## Set problem 1
From the passage about the Date Night television series, list every field label in the opening block that comes before the "Production" heading.

## Passage given
※ ※ ※
- Genre: Reality
- Narrated by: Gyton Grantley
- Country of origin: Australia
- Original language: English
- No. of series: 1
- No. of episodes: 10

Production
- Executive producer: Jennifer Collins
- Running time: 30 minutes
- Production company: Screentime

Original release
- Network: Nine Network
- Release: 13 February 2018 – present

= Date Night (TV series) =

Date Night is an Australian reality dating television show which premiered on the Nine Network on 13 February 2018.

==Premise==
The program follows a bunch of singles from the comfort of their lounge rooms, using a dating app with help from family and friends who comment on the pictures and profiles of fellow daters as they go to help them find the man/woman of their dreams, when they eventually select a person they will go on a date with them.
※ ※ ※
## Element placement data

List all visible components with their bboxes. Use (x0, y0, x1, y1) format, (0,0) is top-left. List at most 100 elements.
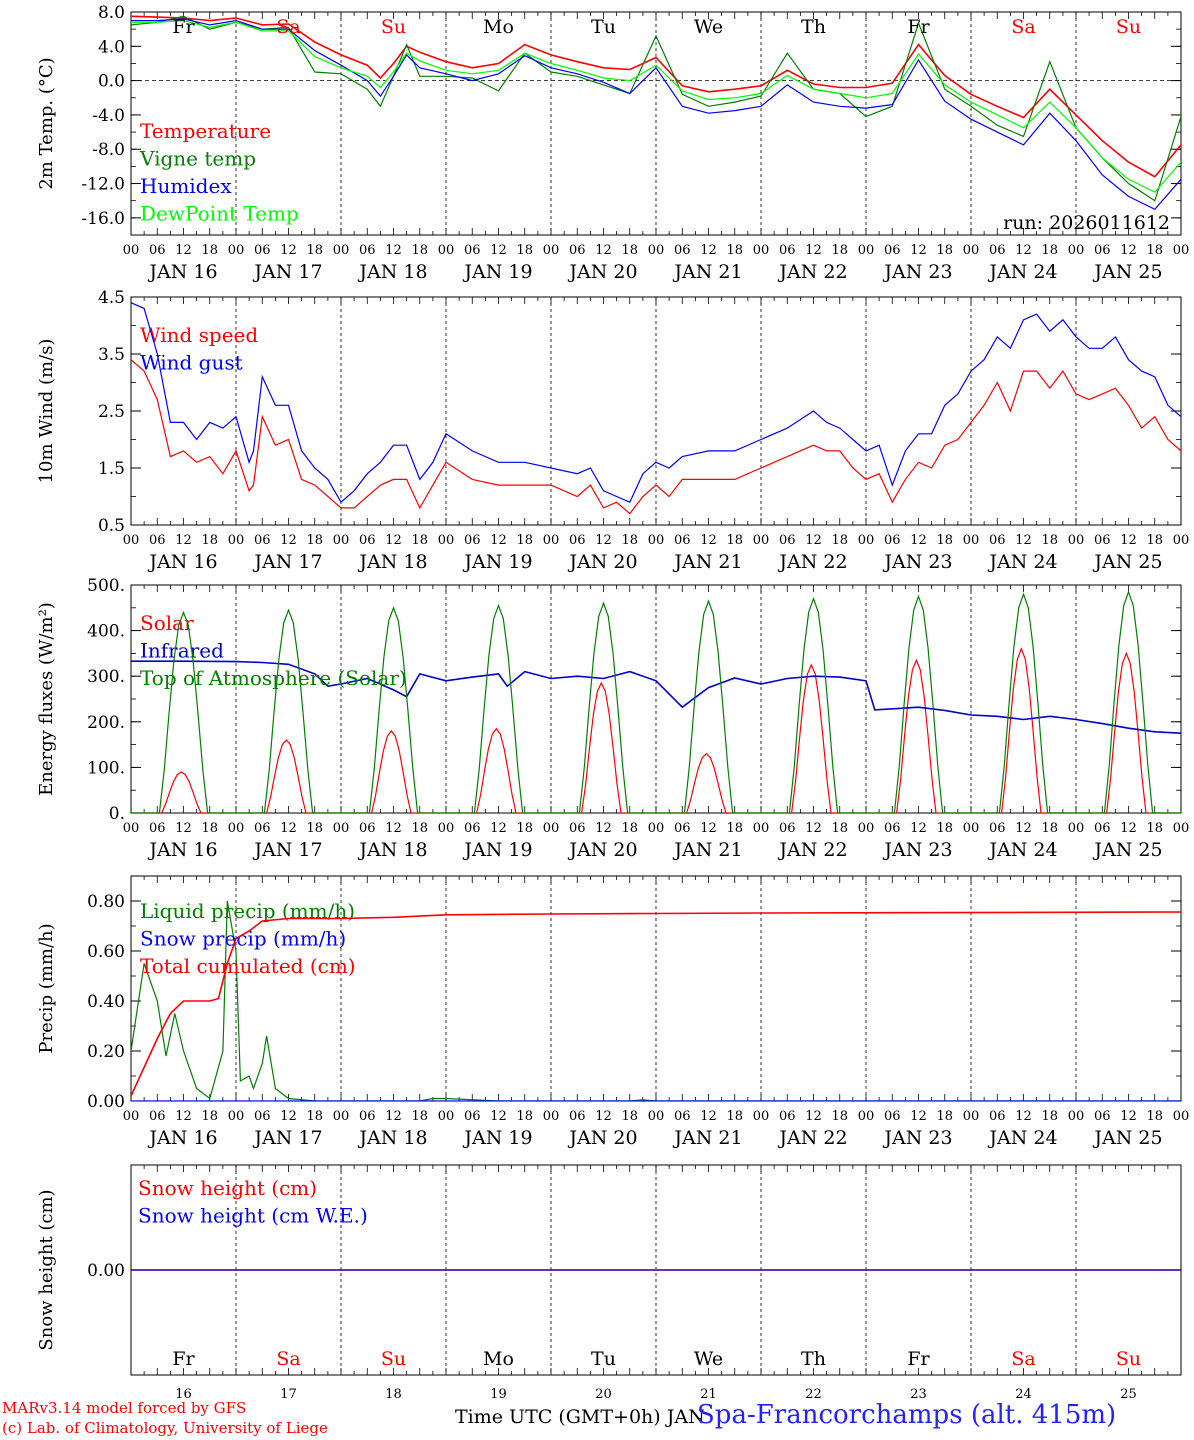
station-title: Spa-Francorchamps (alt. 415m) (697, 1400, 1117, 1430)
panel-temp: 8.0 4.0 0.0 -4.0 -8.0 -12.0 -16.0 2m Temp. (°C)… (36, 3, 1189, 283)
hour-tick-label: 00 (753, 1109, 770, 1124)
date-label: JAN 17 (252, 261, 322, 283)
day-name-label: Th (801, 1348, 826, 1370)
panel-snow: 0.00 Snow height (cm) Snow height (cm) Snow… (36, 1164, 1182, 1402)
y-tick-label: 0.00 (87, 1092, 125, 1112)
date-label: JAN 20 (567, 839, 637, 861)
run-label: run: 2026011612 (1003, 212, 1170, 234)
date-label: JAN 18 (357, 261, 427, 283)
hour-tick-label: 00 (1173, 821, 1190, 836)
hour-tick-label: 06 (254, 533, 271, 548)
day-number-label: 24 (1015, 1387, 1032, 1402)
hour-tick-label: 06 (464, 1109, 481, 1124)
hour-tick-label: 00 (333, 243, 350, 258)
day-name-label: Sa (276, 1348, 300, 1370)
hour-tick-label: 00 (543, 821, 560, 836)
hour-tick-label: 18 (831, 243, 848, 258)
hour-tick-label: 12 (280, 243, 297, 258)
y-tick-label: 8.0 (98, 3, 125, 23)
hour-tick-label: 18 (516, 243, 533, 258)
date-label: JAN 17 (252, 551, 322, 573)
hour-tick-label: 18 (516, 533, 533, 548)
date-label: JAN 18 (357, 551, 427, 573)
hour-tick-label: 06 (464, 533, 481, 548)
hour-tick-label: 12 (910, 243, 927, 258)
hour-tick-label: 12 (490, 533, 507, 548)
date-label: JAN 23 (882, 261, 952, 283)
hour-tick-label: 12 (595, 533, 612, 548)
series-line-humidex (131, 18, 1181, 211)
hour-tick-label: 00 (648, 243, 665, 258)
date-label: JAN 16 (147, 261, 217, 283)
hour-tick-label: 00 (648, 533, 665, 548)
date-label: JAN 17 (252, 1127, 322, 1149)
hour-tick-label: 00 (123, 821, 140, 836)
hour-tick-label: 12 (910, 821, 927, 836)
hour-tick-label: 06 (674, 533, 691, 548)
panel-energy: 500. 400. 300. 200. 100. 0. Energy fluxes (W/m… (36, 576, 1190, 861)
hour-tick-label: 18 (936, 1109, 953, 1124)
hour-tick-label: 18 (201, 243, 218, 258)
series-line-wind-speed (131, 359, 1181, 515)
y-tick-label: 100. (87, 758, 125, 778)
hour-tick-label: 12 (1120, 1109, 1137, 1124)
day-name-label: Su (1116, 1348, 1141, 1370)
date-label: JAN 24 (987, 261, 1057, 283)
hour-tick-label: 18 (621, 1109, 638, 1124)
legend-entry: Snow precip (mm/h) (140, 927, 346, 951)
hour-tick-label: 00 (963, 243, 980, 258)
legend-entry: Wind speed (140, 323, 258, 347)
day-name-label: Sa (276, 16, 300, 38)
hour-tick-label: 18 (411, 821, 428, 836)
hour-tick-label: 18 (1146, 533, 1163, 548)
day-name-label: Su (1116, 16, 1141, 38)
y-tick-label: -8.0 (92, 140, 125, 160)
hour-tick-label: 00 (333, 1109, 350, 1124)
y-tick-label: 0.0 (98, 72, 125, 92)
hour-tick-label: 18 (1146, 1109, 1163, 1124)
date-label: JAN 24 (987, 1127, 1057, 1149)
date-label: JAN 25 (1092, 839, 1162, 861)
hour-tick-label: 18 (726, 243, 743, 258)
hour-tick-label: 18 (306, 1109, 323, 1124)
hour-tick-label: 12 (910, 533, 927, 548)
day-name-label: Mo (483, 1348, 514, 1370)
hour-tick-label: 18 (201, 1109, 218, 1124)
hour-tick-label: 00 (753, 243, 770, 258)
hour-tick-label: 12 (1120, 533, 1137, 548)
hour-tick-label: 00 (1068, 821, 1085, 836)
day-number-label: 19 (490, 1387, 507, 1402)
hour-tick-label: 18 (516, 1109, 533, 1124)
hour-tick-label: 00 (543, 533, 560, 548)
date-label: JAN 19 (462, 551, 532, 573)
y-axis-label: Precip (mm/h) (36, 923, 57, 1053)
y-tick-label: 0.80 (87, 892, 125, 912)
hour-tick-label: 12 (175, 1109, 192, 1124)
date-label: JAN 16 (147, 839, 217, 861)
day-name-label: Tu (591, 16, 616, 38)
hour-tick-label: 12 (280, 533, 297, 548)
hour-tick-label: 06 (779, 1109, 796, 1124)
date-label: JAN 22 (777, 261, 847, 283)
hour-tick-label: 18 (726, 821, 743, 836)
day-number-label: 20 (595, 1387, 612, 1402)
y-tick-label: -16.0 (81, 209, 125, 229)
hour-tick-label: 06 (254, 1109, 271, 1124)
date-label: JAN 21 (672, 551, 742, 573)
hour-tick-label: 18 (411, 533, 428, 548)
date-label: JAN 25 (1092, 551, 1162, 573)
y-tick-label: 2.5 (98, 402, 125, 422)
hour-tick-label: 18 (1146, 821, 1163, 836)
date-label: JAN 21 (672, 1127, 742, 1149)
hour-tick-label: 18 (1041, 533, 1058, 548)
hour-tick-label: 12 (700, 243, 717, 258)
legend-entry: Temperature (140, 119, 271, 143)
date-label: JAN 23 (882, 551, 952, 573)
day-name-label: Th (801, 16, 826, 38)
hour-tick-label: 00 (438, 1109, 455, 1124)
hour-tick-label: 18 (1041, 243, 1058, 258)
date-label: JAN 24 (987, 551, 1057, 573)
hour-tick-label: 00 (1068, 1109, 1085, 1124)
legend-entry: Liquid precip (mm/h) (140, 899, 355, 923)
hour-tick-label: 06 (779, 821, 796, 836)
※ ※ ※
## Set problem 2
Output the lines of the listing as a numbered list, from the line with "station-title: Spa-Francorchamps (alt." to the line with "day-name-label: Th (801, 1348, 826, 1370)", including both, and leave out any blank lines.

## Task output 1
- Genre
- Narrated by
- Country of origin
- Original language
- No. of series
- No. of episodes

## Task output 2
1. station-title: Spa-Francorchamps (alt. 415m) (697, 1400, 1117, 1430)
2. panel-temp: 8.0 4.0 0.0 -4.0 -8.0 -12.0 -16.0 2m Temp. (°C)… (36, 3, 1189, 283)
3. hour-tick-label: 00 (753, 1109, 770, 1124)
4. date-label: JAN 17 (252, 261, 322, 283)
5. day-name-label: Th (801, 1348, 826, 1370)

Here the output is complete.